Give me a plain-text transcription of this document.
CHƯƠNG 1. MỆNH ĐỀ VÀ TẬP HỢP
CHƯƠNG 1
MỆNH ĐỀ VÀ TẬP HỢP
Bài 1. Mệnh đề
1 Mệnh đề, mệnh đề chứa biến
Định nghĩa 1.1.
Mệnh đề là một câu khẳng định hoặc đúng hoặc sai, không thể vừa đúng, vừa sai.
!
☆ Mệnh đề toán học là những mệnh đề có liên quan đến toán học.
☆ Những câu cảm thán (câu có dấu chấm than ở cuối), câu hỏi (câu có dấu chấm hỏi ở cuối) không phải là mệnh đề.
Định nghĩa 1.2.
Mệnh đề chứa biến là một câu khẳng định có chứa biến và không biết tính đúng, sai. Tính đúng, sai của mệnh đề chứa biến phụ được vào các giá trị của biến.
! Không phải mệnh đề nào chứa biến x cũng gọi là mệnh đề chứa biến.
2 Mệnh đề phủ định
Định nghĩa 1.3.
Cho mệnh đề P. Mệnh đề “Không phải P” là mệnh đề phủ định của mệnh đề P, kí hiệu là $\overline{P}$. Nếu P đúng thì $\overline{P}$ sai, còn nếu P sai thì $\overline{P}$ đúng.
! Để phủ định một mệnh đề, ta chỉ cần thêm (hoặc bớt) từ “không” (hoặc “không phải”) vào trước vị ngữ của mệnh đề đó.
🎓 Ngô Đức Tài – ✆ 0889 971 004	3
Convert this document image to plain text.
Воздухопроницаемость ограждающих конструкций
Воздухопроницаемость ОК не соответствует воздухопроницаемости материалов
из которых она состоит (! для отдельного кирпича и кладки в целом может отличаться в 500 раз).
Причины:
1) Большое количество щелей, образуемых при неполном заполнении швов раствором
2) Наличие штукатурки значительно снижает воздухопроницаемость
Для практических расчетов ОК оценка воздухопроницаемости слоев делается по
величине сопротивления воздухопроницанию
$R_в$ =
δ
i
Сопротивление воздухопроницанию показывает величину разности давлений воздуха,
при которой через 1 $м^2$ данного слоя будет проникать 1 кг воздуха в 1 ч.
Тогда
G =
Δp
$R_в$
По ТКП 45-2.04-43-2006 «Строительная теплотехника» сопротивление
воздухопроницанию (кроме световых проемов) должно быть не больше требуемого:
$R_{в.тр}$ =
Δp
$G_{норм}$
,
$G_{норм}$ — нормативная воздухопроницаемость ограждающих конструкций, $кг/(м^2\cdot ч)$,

* * * *

Task:
Pull out each line of the entries that contains "воздуха".

Full response:
Сопротивление воздухопроницанию показывает величину разности давлений воздуха,
при которой через 1 $м^2$ данного слоя будет проникать 1 кг воздуха в 1 ч.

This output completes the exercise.